(Items from a figure collection)
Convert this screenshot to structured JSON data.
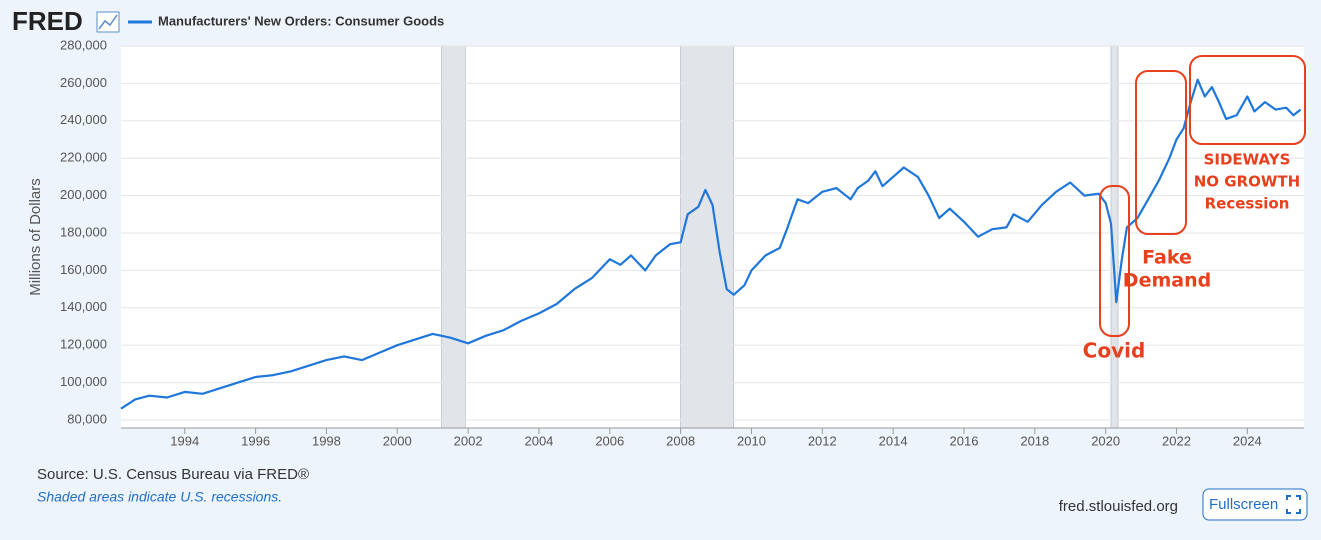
{
  "brand": "FRED",
  "chart_data": {
    "type": "line",
    "title": "Manufacturers' New Orders: Consumer Goods",
    "y_label": "Millions of Dollars",
    "series": [
      {
        "name": "Manufacturers' New Orders: Consumer Goods",
        "color": "#1f77d9",
        "x": [
          1992.2,
          1992.6,
          1993.0,
          1993.5,
          1994.0,
          1994.5,
          1995.0,
          1995.5,
          1996.0,
          1996.5,
          1997.0,
          1997.5,
          1998.0,
          1998.5,
          1999.0,
          1999.5,
          2000.0,
          2000.5,
          2001.0,
          2001.5,
          2002.0,
          2002.5,
          2003.0,
          2003.5,
          2004.0,
          2004.5,
          2005.0,
          2005.5,
          2006.0,
          2006.3,
          2006.6,
          2007.0,
          2007.3,
          2007.7,
          2008.0,
          2008.2,
          2008.5,
          2008.7,
          2008.9,
          2009.1,
          2009.3,
          2009.5,
          2009.8,
          2010.0,
          2010.4,
          2010.8,
          2011.0,
          2011.3,
          2011.6,
          2012.0,
          2012.4,
          2012.8,
          2013.0,
          2013.3,
          2013.5,
          2013.7,
          2014.0,
          2014.3,
          2014.7,
          2015.0,
          2015.3,
          2015.6,
          2016.0,
          2016.4,
          2016.8,
          2017.2,
          2017.4,
          2017.8,
          2018.2,
          2018.6,
          2019.0,
          2019.4,
          2019.8,
          2020.0,
          2020.15,
          2020.3,
          2020.45,
          2020.6,
          2020.9,
          2021.2,
          2021.5,
          2021.8,
          2022.0,
          2022.2,
          2022.4,
          2022.6,
          2022.8,
          2023.0,
          2023.2,
          2023.4,
          2023.7,
          2024.0,
          2024.2,
          2024.5,
          2024.8,
          2025.1,
          2025.3,
          2025.5
        ],
        "values": [
          86000,
          91000,
          93000,
          92000,
          95000,
          94000,
          97000,
          100000,
          103000,
          104000,
          106000,
          109000,
          112000,
          114000,
          112000,
          116000,
          120000,
          123000,
          126000,
          124000,
          121000,
          125000,
          128000,
          133000,
          137000,
          142000,
          150000,
          156000,
          166000,
          163000,
          168000,
          160000,
          168000,
          174000,
          175000,
          190000,
          194000,
          203000,
          195000,
          170000,
          150000,
          147000,
          152000,
          160000,
          168000,
          172000,
          182000,
          198000,
          196000,
          202000,
          204000,
          198000,
          204000,
          208000,
          213000,
          205000,
          210000,
          215000,
          210000,
          200000,
          188000,
          193000,
          186000,
          178000,
          182000,
          183000,
          190000,
          186000,
          195000,
          202000,
          207000,
          200000,
          201000,
          196000,
          185000,
          143000,
          165000,
          183000,
          188000,
          198000,
          208000,
          220000,
          230000,
          236000,
          250000,
          262000,
          253000,
          258000,
          250000,
          241000,
          243000,
          253000,
          245000,
          250000,
          246000,
          247000,
          243000,
          246000
        ]
      }
    ],
    "recessions": [
      [
        2001.25,
        2001.92
      ],
      [
        2008.0,
        2009.5
      ],
      [
        2020.15,
        2020.35
      ]
    ],
    "xlim": [
      1992.2,
      2025.6
    ],
    "xticks": [
      1994,
      1996,
      1998,
      2000,
      2002,
      2004,
      2006,
      2008,
      2010,
      2012,
      2014,
      2016,
      2018,
      2020,
      2022,
      2024
    ],
    "ylim": [
      75700,
      280000
    ],
    "yticks": [
      {
        "value": 80000,
        "label": "80,000"
      },
      {
        "value": 100000,
        "label": "100,000"
      },
      {
        "value": 120000,
        "label": "120,000"
      },
      {
        "value": 140000,
        "label": "140,000"
      },
      {
        "value": 160000,
        "label": "160,000"
      },
      {
        "value": 180000,
        "label": "180,000"
      },
      {
        "value": 200000,
        "label": "200,000"
      },
      {
        "value": 220000,
        "label": "220,000"
      },
      {
        "value": 240000,
        "label": "240,000"
      },
      {
        "value": 260000,
        "label": "260,000"
      },
      {
        "value": 280000,
        "label": "280,000"
      }
    ],
    "grid": true,
    "annotations": [
      [
        "Covid"
      ],
      [
        "Fake",
        "Demand"
      ],
      [
        "SIDEWAYS",
        "NO GROWTH",
        "Recession"
      ]
    ]
  },
  "footer": {
    "source": "Source: U.S. Census Bureau via FRED®",
    "note": "Shaded areas indicate U.S. recessions.",
    "site": "fred.stlouisfed.org",
    "button": "Fullscreen"
  }
}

# Aim of the exercise:
Show the lines of the data that hold the word "recessions".

# Result of this task:
    "recessions": [
    "note": "Shaded areas indicate U.S. recessions.",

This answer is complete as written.